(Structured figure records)
————
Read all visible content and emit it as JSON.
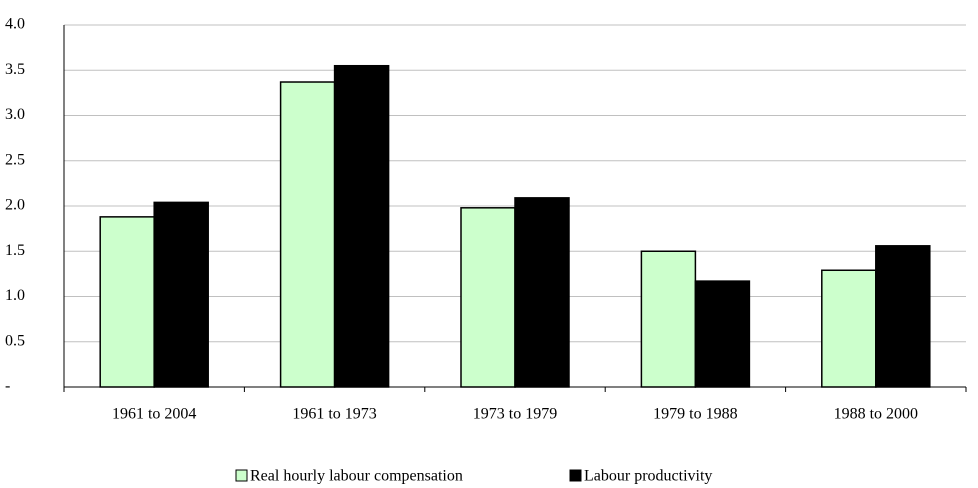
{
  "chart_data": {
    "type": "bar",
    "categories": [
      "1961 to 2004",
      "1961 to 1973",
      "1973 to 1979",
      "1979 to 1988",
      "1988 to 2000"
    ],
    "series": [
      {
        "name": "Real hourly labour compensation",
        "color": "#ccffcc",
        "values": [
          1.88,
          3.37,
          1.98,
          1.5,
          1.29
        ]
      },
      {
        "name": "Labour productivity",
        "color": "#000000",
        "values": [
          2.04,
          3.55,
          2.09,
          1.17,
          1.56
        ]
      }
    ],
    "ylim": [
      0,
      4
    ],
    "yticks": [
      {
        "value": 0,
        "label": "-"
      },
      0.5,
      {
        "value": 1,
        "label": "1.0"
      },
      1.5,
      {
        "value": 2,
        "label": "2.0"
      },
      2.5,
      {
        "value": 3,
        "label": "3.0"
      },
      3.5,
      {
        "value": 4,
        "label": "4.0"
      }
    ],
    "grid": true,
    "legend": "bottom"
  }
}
————
■ **YOUR INSTRUCTIONS**
Leave out the pictures and output the rest of the material exactly as written.

■ **PROBLEM SOLUTION**
Read all visible content and emit it as JSON.
{
  "chart_data": {
    "type": "bar",
    "categories": [
      "1961 to 2004",
      "1961 to 1973",
      "1973 to 1979",
      "1979 to 1988",
      "1988 to 2000"
    ],
    "series": [
      {
        "name": "Real hourly labour compensation",
        "color": "#ccffcc",
        "values": [
          1.88,
          3.37,
          1.98,
          1.5,
          1.29
        ]
      },
      {
        "name": "Labour productivity",
        "color": "#000000",
        "values": [
          2.04,
          3.55,
          2.09,
          1.17,
          1.56
        ]
      }
    ],
    "ylim": [
      0,
      4
    ],
    "yticks": [
      {
        "value": 0,
        "label": "-"
      },
      0.5,
      {
        "value": 1,
        "label": "1.0"
      },
      1.5,
      {
        "value": 2,
        "label": "2.0"
      },
      2.5,
      {
        "value": 3,
        "label": "3.0"
      },
      3.5,
      {
        "value": 4,
        "label": "4.0"
      }
    ],
    "grid": true,
    "legend": "bottom"
  }
}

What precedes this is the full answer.